===== The records
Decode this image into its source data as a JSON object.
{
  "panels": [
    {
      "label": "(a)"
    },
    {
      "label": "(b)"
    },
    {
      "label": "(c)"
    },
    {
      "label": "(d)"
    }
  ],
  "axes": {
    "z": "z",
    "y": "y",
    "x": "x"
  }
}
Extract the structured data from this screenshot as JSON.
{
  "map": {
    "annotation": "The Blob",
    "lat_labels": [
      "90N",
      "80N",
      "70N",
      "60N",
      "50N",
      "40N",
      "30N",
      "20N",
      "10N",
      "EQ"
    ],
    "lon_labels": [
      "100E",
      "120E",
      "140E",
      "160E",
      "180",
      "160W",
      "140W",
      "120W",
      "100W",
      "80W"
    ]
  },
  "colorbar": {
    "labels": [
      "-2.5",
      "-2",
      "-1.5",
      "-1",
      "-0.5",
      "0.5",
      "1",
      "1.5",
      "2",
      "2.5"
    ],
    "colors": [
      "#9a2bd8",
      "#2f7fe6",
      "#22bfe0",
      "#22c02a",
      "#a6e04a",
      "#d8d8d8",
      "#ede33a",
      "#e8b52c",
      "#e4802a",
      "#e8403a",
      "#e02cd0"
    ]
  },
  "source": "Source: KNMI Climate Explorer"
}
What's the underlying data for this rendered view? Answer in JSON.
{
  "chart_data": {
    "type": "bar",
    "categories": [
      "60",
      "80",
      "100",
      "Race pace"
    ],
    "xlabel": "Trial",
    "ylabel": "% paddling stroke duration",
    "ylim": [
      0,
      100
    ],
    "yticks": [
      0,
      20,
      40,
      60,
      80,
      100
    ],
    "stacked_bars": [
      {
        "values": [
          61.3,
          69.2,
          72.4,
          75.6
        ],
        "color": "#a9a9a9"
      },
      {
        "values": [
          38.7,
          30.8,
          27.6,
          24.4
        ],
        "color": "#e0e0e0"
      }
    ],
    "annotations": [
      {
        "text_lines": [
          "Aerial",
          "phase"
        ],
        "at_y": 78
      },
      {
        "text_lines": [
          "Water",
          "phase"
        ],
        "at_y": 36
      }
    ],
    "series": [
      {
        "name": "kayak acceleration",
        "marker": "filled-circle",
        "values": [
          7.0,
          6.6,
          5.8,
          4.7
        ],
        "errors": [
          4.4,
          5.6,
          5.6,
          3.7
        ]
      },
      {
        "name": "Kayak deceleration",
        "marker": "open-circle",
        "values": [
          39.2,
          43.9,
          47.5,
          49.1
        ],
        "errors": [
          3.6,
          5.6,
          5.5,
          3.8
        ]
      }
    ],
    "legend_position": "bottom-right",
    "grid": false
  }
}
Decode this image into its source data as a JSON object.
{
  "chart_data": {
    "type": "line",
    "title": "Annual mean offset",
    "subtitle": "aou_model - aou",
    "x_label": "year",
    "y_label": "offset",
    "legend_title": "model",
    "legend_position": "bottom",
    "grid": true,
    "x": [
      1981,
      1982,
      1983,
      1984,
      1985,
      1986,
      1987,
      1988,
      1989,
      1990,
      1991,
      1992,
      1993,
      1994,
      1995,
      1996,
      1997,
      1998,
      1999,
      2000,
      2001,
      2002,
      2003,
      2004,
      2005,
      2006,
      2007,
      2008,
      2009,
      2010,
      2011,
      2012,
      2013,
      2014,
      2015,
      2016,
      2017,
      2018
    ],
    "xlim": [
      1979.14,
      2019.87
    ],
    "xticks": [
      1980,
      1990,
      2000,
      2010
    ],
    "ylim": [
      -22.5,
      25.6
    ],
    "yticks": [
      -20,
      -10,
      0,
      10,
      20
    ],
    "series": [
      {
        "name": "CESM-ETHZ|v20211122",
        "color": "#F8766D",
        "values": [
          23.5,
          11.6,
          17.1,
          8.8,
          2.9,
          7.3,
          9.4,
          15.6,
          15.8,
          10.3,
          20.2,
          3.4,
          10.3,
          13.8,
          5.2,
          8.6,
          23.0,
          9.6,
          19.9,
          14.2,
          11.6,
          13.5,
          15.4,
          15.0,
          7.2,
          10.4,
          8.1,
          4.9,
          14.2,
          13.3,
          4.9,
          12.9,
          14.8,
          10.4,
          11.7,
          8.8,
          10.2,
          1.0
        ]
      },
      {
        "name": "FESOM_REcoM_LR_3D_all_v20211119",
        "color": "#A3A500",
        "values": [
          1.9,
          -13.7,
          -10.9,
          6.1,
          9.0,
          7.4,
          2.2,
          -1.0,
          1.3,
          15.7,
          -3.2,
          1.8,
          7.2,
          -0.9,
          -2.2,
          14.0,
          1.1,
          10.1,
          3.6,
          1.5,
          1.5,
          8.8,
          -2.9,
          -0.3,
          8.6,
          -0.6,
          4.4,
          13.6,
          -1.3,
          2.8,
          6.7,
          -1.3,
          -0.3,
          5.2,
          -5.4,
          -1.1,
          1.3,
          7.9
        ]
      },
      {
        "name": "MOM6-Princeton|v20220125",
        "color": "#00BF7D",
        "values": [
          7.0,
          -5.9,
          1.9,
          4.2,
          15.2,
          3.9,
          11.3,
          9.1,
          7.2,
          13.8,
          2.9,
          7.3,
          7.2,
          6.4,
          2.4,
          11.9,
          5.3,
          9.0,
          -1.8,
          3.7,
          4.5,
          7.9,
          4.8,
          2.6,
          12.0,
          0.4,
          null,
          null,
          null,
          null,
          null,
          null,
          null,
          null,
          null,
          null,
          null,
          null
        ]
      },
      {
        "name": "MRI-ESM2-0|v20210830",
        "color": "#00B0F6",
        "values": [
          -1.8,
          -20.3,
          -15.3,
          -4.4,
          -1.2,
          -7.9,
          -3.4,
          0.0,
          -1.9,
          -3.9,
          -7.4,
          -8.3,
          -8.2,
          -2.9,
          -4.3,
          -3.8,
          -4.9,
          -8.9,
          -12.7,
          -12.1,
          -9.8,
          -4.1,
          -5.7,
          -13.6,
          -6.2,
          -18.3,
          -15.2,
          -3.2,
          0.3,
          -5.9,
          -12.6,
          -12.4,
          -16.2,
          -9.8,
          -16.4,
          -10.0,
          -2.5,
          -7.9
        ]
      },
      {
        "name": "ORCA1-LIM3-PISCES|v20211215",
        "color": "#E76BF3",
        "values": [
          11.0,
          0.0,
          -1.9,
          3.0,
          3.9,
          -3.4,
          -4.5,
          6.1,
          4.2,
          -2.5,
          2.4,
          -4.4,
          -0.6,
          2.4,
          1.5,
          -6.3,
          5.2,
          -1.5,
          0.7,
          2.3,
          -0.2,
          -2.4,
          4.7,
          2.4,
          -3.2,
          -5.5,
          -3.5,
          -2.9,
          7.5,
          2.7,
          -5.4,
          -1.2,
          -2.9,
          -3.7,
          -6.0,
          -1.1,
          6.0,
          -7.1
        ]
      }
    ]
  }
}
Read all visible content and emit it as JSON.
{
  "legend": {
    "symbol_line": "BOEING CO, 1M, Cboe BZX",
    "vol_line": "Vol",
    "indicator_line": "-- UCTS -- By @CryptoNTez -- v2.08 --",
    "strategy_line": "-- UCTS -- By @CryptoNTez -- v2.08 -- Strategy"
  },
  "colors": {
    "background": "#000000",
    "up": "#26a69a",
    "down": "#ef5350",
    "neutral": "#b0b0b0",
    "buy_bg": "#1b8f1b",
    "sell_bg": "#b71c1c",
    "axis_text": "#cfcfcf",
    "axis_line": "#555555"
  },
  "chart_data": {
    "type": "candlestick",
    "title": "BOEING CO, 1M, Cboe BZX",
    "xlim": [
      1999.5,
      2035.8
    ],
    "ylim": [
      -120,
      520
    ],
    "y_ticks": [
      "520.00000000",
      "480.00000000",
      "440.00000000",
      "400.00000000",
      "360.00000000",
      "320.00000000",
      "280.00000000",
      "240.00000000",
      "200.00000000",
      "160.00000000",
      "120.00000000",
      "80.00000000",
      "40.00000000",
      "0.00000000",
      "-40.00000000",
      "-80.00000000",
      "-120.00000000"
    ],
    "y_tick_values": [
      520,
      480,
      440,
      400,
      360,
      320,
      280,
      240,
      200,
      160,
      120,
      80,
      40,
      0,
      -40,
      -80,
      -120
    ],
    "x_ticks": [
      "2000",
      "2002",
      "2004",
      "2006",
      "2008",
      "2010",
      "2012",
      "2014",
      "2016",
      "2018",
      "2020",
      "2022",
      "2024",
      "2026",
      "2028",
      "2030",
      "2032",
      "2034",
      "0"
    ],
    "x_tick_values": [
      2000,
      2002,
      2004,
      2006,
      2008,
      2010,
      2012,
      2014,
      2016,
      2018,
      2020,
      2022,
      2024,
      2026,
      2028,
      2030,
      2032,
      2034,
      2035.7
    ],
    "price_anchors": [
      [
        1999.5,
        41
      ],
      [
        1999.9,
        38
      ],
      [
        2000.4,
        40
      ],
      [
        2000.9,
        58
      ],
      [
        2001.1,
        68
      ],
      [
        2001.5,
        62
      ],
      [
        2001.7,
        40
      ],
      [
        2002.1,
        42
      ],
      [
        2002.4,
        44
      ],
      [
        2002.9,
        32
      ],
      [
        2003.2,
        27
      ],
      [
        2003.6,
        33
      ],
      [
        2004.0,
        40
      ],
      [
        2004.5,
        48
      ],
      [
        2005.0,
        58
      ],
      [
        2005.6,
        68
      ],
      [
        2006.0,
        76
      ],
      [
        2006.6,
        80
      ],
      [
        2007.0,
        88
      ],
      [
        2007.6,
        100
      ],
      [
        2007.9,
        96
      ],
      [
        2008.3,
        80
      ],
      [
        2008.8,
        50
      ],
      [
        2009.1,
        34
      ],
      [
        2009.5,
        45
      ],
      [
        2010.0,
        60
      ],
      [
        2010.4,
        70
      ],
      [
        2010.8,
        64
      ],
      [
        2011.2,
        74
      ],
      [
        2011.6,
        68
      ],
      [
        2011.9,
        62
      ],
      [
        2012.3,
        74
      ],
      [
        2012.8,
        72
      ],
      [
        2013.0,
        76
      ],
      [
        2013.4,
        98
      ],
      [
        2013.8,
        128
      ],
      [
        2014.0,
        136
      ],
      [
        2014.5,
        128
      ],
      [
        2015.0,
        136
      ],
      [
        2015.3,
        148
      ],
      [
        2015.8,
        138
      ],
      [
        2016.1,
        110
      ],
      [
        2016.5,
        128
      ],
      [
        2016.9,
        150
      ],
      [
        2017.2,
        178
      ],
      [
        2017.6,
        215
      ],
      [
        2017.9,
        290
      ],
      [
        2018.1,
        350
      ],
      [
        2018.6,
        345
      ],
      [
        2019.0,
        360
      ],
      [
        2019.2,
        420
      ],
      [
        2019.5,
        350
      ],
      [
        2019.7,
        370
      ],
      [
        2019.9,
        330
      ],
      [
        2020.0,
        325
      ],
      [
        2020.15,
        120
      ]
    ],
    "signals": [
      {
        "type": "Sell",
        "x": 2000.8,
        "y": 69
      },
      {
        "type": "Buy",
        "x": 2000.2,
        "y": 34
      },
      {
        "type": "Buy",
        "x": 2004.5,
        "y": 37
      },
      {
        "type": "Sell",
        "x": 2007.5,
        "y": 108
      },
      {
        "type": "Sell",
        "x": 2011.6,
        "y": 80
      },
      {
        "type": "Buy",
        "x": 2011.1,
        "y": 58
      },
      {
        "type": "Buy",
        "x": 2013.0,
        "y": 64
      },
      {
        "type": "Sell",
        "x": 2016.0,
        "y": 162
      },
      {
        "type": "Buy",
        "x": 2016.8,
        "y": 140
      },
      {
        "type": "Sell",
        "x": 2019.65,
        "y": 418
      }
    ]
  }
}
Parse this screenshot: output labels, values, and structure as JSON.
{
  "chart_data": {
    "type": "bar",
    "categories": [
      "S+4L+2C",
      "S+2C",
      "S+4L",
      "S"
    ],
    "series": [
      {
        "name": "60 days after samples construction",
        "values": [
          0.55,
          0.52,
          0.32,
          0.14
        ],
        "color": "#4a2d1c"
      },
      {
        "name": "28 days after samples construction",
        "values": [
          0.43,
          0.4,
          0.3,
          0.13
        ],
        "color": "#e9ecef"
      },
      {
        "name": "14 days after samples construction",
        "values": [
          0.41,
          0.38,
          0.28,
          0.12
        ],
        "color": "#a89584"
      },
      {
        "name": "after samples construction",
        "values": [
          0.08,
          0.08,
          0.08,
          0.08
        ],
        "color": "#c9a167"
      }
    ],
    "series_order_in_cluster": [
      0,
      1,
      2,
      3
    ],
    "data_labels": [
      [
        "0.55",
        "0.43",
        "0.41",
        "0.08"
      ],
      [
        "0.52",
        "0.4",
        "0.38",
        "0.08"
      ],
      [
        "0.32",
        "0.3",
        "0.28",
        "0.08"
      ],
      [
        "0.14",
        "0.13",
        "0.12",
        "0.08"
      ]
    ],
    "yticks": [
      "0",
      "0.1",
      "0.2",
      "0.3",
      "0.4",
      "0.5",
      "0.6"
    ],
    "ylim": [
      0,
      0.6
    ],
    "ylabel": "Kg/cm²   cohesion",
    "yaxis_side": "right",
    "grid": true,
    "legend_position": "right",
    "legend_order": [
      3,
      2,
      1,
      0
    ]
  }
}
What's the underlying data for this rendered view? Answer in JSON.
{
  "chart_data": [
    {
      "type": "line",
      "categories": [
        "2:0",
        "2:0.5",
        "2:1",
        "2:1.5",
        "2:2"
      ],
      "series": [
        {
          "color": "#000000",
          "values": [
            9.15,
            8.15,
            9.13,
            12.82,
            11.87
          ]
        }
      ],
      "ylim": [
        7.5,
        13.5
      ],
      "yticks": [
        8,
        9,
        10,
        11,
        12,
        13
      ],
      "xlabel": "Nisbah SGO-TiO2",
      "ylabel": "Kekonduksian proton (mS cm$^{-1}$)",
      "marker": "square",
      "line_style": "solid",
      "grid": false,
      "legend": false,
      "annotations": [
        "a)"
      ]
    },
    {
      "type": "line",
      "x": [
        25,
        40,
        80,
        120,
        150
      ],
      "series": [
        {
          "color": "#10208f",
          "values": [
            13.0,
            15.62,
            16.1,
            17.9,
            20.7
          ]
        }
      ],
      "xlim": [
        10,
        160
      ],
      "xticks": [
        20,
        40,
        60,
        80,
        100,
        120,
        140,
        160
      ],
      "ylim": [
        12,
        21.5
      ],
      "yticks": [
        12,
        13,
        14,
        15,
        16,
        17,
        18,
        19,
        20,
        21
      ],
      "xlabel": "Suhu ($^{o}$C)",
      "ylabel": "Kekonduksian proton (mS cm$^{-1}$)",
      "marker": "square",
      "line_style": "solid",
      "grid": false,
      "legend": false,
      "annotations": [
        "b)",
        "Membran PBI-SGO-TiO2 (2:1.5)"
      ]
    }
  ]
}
==========
Written request →
Show every line of the records above that contains the word "Cboe".

Complete output →
    "symbol_line": "BOEING CO, 1M, Cboe BZX",
    "title": "BOEING CO, 1M, Cboe BZX",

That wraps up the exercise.